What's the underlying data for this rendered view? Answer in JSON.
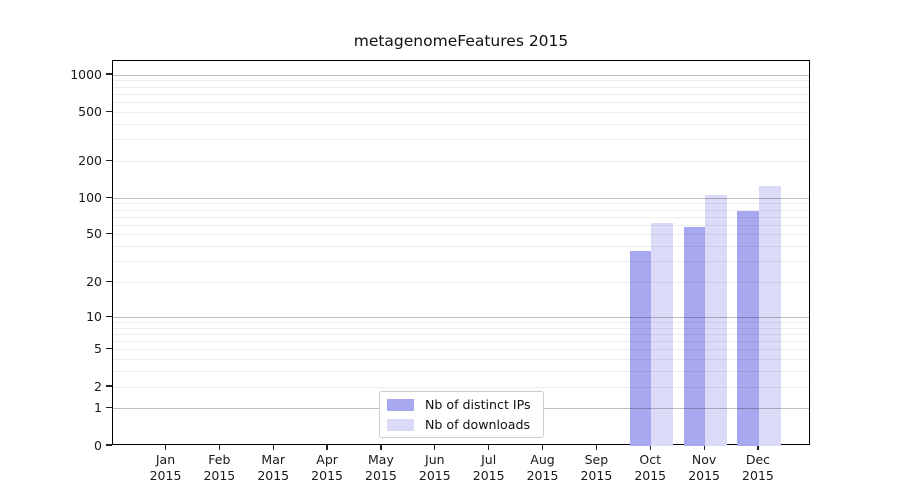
{
  "page": {
    "background": "#ffffff"
  },
  "chart_data": {
    "type": "bar",
    "title": "metagenomeFeatures 2015",
    "categories": [
      "Jan 2015",
      "Feb 2015",
      "Mar 2015",
      "Apr 2015",
      "May 2015",
      "Jun 2015",
      "Jul 2015",
      "Aug 2015",
      "Sep 2015",
      "Oct 2015",
      "Nov 2015",
      "Dec 2015"
    ],
    "series": [
      {
        "name": "Nb of distinct IPs",
        "color": "#a8a8f0",
        "values": [
          null,
          null,
          null,
          null,
          null,
          null,
          null,
          null,
          null,
          37,
          58,
          79
        ]
      },
      {
        "name": "Nb of downloads",
        "color": "#dbdbf8",
        "values": [
          null,
          null,
          null,
          null,
          null,
          null,
          null,
          null,
          null,
          63,
          106,
          125
        ]
      }
    ],
    "y_axis": {
      "scale": "log10(1+y)",
      "tick_values": [
        0,
        1,
        2,
        5,
        10,
        20,
        50,
        100,
        200,
        500,
        1000
      ],
      "ylim": [
        0,
        1300
      ],
      "grid_major": [
        1,
        10,
        100,
        1000
      ],
      "grid_minor": [
        2,
        3,
        4,
        5,
        6,
        7,
        8,
        9,
        20,
        30,
        40,
        50,
        60,
        70,
        80,
        90,
        200,
        300,
        400,
        500,
        600,
        700,
        800,
        900
      ]
    },
    "x_axis": {
      "label": "",
      "tick_label_lines": 2
    },
    "legend": {
      "position": "bottom-center",
      "border_color": "#cccccc"
    },
    "grid": {
      "horizontal": true,
      "vertical": false,
      "grid_above_bars": true
    },
    "colors": {
      "spine": "#000000",
      "grid_major": "#c2c2c2",
      "grid_minor": "#ededed",
      "text": "#1a1a1a"
    }
  }
}
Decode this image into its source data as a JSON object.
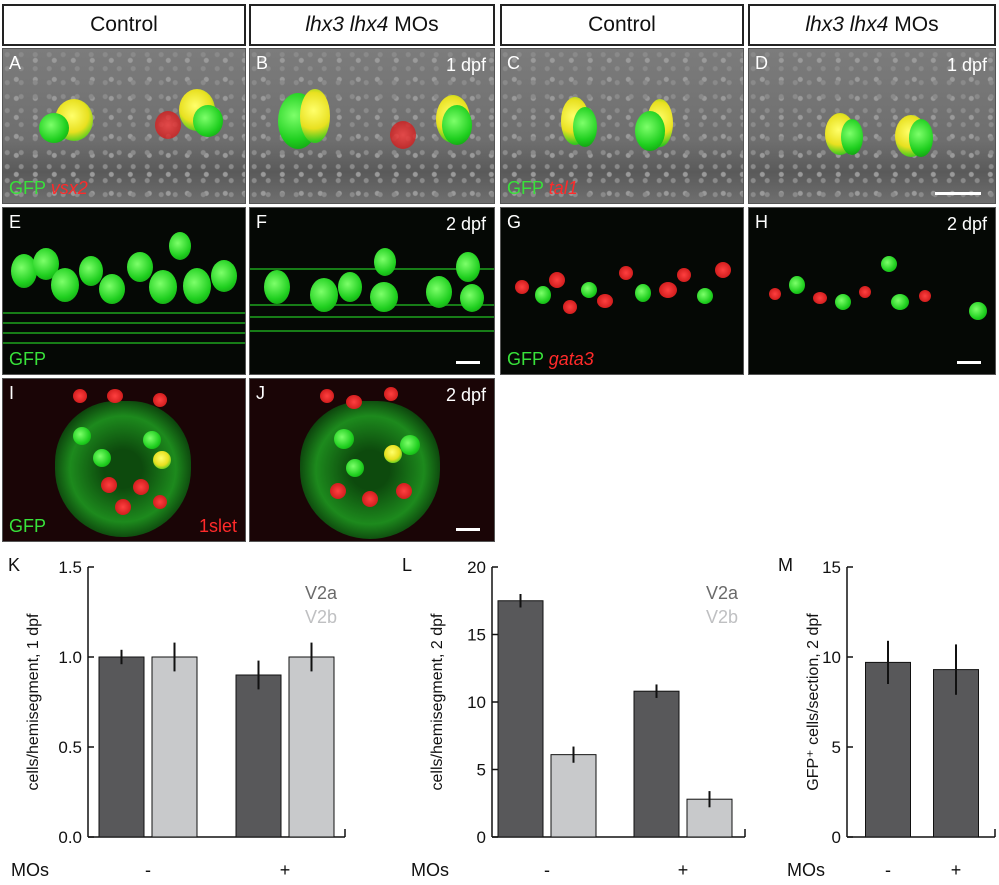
{
  "headers": [
    {
      "italic": "",
      "text": "Control"
    },
    {
      "italic": "lhx3 lhx4",
      "text": "MOs"
    },
    {
      "italic": "",
      "text": "Control"
    },
    {
      "italic": "lhx3 lhx4",
      "text": "MOs"
    }
  ],
  "panels": {
    "A": {
      "letter": "A",
      "time": "",
      "stain_green": "GFP",
      "stain_red": "vsx2"
    },
    "B": {
      "letter": "B",
      "time": "1 dpf"
    },
    "C": {
      "letter": "C",
      "time": "",
      "stain_green": "GFP",
      "stain_red": "tal1"
    },
    "D": {
      "letter": "D",
      "time": "1 dpf"
    },
    "E": {
      "letter": "E",
      "time": "",
      "stain_green": "GFP"
    },
    "F": {
      "letter": "F",
      "time": "2 dpf"
    },
    "G": {
      "letter": "G",
      "time": "",
      "stain_green": "GFP",
      "stain_red": "gata3"
    },
    "H": {
      "letter": "H",
      "time": "2 dpf"
    },
    "I": {
      "letter": "I",
      "time": "",
      "stain_green": "GFP",
      "stain_red": "1slet"
    },
    "J": {
      "letter": "J",
      "time": "2 dpf"
    }
  },
  "colors": {
    "v2a": "#58585a",
    "v2b": "#c8c9cb",
    "gfp": "#38e23a",
    "red": "#ff2a2a"
  },
  "chart_data": [
    {
      "panel": "K",
      "type": "bar",
      "ylabel": "cells/hemisegment, 1 dpf",
      "xlabel": "MOs",
      "categories": [
        "-",
        "+"
      ],
      "ylim": [
        0,
        1.5
      ],
      "yticks": [
        "0.0",
        "0.5",
        "1.0",
        "1.5"
      ],
      "series": [
        {
          "name": "V2a",
          "values": [
            1.0,
            0.9
          ],
          "errors": [
            0.04,
            0.08
          ]
        },
        {
          "name": "V2b",
          "values": [
            1.0,
            1.0
          ],
          "errors": [
            0.08,
            0.08
          ]
        }
      ]
    },
    {
      "panel": "L",
      "type": "bar",
      "ylabel": "cells/hemisegment, 2 dpf",
      "xlabel": "MOs",
      "categories": [
        "-",
        "+"
      ],
      "ylim": [
        0,
        20
      ],
      "yticks": [
        "0",
        "5",
        "10",
        "15",
        "20"
      ],
      "series": [
        {
          "name": "V2a",
          "values": [
            17.5,
            10.8
          ],
          "errors": [
            0.5,
            0.5
          ]
        },
        {
          "name": "V2b",
          "values": [
            6.1,
            2.8
          ],
          "errors": [
            0.6,
            0.6
          ]
        }
      ]
    },
    {
      "panel": "M",
      "type": "bar",
      "ylabel": "GFP⁺ cells/section, 2 dpf",
      "xlabel": "MOs",
      "categories": [
        "-",
        "+"
      ],
      "ylim": [
        0,
        15
      ],
      "yticks": [
        "0",
        "5",
        "10",
        "15"
      ],
      "series": [
        {
          "name": "",
          "values": [
            9.7,
            9.3
          ],
          "errors": [
            1.2,
            1.4
          ]
        }
      ]
    }
  ]
}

■ Exercise requirements
Each entry above should come back word for word, and no picture should come with it.

■ Exercise output
What's the underlying data for this rendered view? Answer in JSON.
{
  "page": {
    "background": "#ffffff"
  },
  "chart_data": {
    "type": "bar",
    "title": "metagenomeFeatures 2015",
    "categories": [
      "Jan 2015",
      "Feb 2015",
      "Mar 2015",
      "Apr 2015",
      "May 2015",
      "Jun 2015",
      "Jul 2015",
      "Aug 2015",
      "Sep 2015",
      "Oct 2015",
      "Nov 2015",
      "Dec 2015"
    ],
    "series": [
      {
        "name": "Nb of distinct IPs",
        "color": "#a8a8f0",
        "values": [
          null,
          null,
          null,
          null,
          null,
          null,
          null,
          null,
          null,
          37,
          58,
          79
        ]
      },
      {
        "name": "Nb of downloads",
        "color": "#dbdbf8",
        "values": [
          null,
          null,
          null,
          null,
          null,
          null,
          null,
          null,
          null,
          63,
          106,
          125
        ]
      }
    ],
    "y_axis": {
      "scale": "log10(1+y)",
      "tick_values": [
        0,
        1,
        2,
        5,
        10,
        20,
        50,
        100,
        200,
        500,
        1000
      ],
      "ylim": [
        0,
        1300
      ],
      "grid_major": [
        1,
        10,
        100,
        1000
      ],
      "grid_minor": [
        2,
        3,
        4,
        5,
        6,
        7,
        8,
        9,
        20,
        30,
        40,
        50,
        60,
        70,
        80,
        90,
        200,
        300,
        400,
        500,
        600,
        700,
        800,
        900
      ]
    },
    "x_axis": {
      "label": "",
      "tick_label_lines": 2
    },
    "legend": {
      "position": "bottom-center",
      "border_color": "#cccccc"
    },
    "grid": {
      "horizontal": true,
      "vertical": false,
      "grid_above_bars": true
    },
    "colors": {
      "spine": "#000000",
      "grid_major": "#c2c2c2",
      "grid_minor": "#ededed",
      "text": "#1a1a1a"
    }
  }
}
Decode this image into its source data as a JSON object.
{
  "headers": [
    {
      "italic": "",
      "text": "Control"
    },
    {
      "italic": "lhx3 lhx4",
      "text": "MOs"
    },
    {
      "italic": "",
      "text": "Control"
    },
    {
      "italic": "lhx3 lhx4",
      "text": "MOs"
    }
  ],
  "panels": {
    "A": {
      "letter": "A",
      "time": "",
      "stain_green": "GFP",
      "stain_red": "vsx2"
    },
    "B": {
      "letter": "B",
      "time": "1 dpf"
    },
    "C": {
      "letter": "C",
      "time": "",
      "stain_green": "GFP",
      "stain_red": "tal1"
    },
    "D": {
      "letter": "D",
      "time": "1 dpf"
    },
    "E": {
      "letter": "E",
      "time": "",
      "stain_green": "GFP"
    },
    "F": {
      "letter": "F",
      "time": "2 dpf"
    },
    "G": {
      "letter": "G",
      "time": "",
      "stain_green": "GFP",
      "stain_red": "gata3"
    },
    "H": {
      "letter": "H",
      "time": "2 dpf"
    },
    "I": {
      "letter": "I",
      "time": "",
      "stain_green": "GFP",
      "stain_red": "1slet"
    },
    "J": {
      "letter": "J",
      "time": "2 dpf"
    }
  },
  "colors": {
    "v2a": "#58585a",
    "v2b": "#c8c9cb",
    "gfp": "#38e23a",
    "red": "#ff2a2a"
  },
  "chart_data": [
    {
      "panel": "K",
      "type": "bar",
      "ylabel": "cells/hemisegment, 1 dpf",
      "xlabel": "MOs",
      "categories": [
        "-",
        "+"
      ],
      "ylim": [
        0,
        1.5
      ],
      "yticks": [
        "0.0",
        "0.5",
        "1.0",
        "1.5"
      ],
      "series": [
        {
          "name": "V2a",
          "values": [
            1.0,
            0.9
          ],
          "errors": [
            0.04,
            0.08
          ]
        },
        {
          "name": "V2b",
          "values": [
            1.0,
            1.0
          ],
          "errors": [
            0.08,
            0.08
          ]
        }
      ]
    },
    {
      "panel": "L",
      "type": "bar",
      "ylabel": "cells/hemisegment, 2 dpf",
      "xlabel": "MOs",
      "categories": [
        "-",
        "+"
      ],
      "ylim": [
        0,
        20
      ],
      "yticks": [
        "0",
        "5",
        "10",
        "15",
        "20"
      ],
      "series": [
        {
          "name": "V2a",
          "values": [
            17.5,
            10.8
          ],
          "errors": [
            0.5,
            0.5
          ]
        },
        {
          "name": "V2b",
          "values": [
            6.1,
            2.8
          ],
          "errors": [
            0.6,
            0.6
          ]
        }
      ]
    },
    {
      "panel": "M",
      "type": "bar",
      "ylabel": "GFP⁺ cells/section, 2 dpf",
      "xlabel": "MOs",
      "categories": [
        "-",
        "+"
      ],
      "ylim": [
        0,
        15
      ],
      "yticks": [
        "0",
        "5",
        "10",
        "15"
      ],
      "series": [
        {
          "name": "",
          "values": [
            9.7,
            9.3
          ],
          "errors": [
            1.2,
            1.4
          ]
        }
      ]
    }
  ]
}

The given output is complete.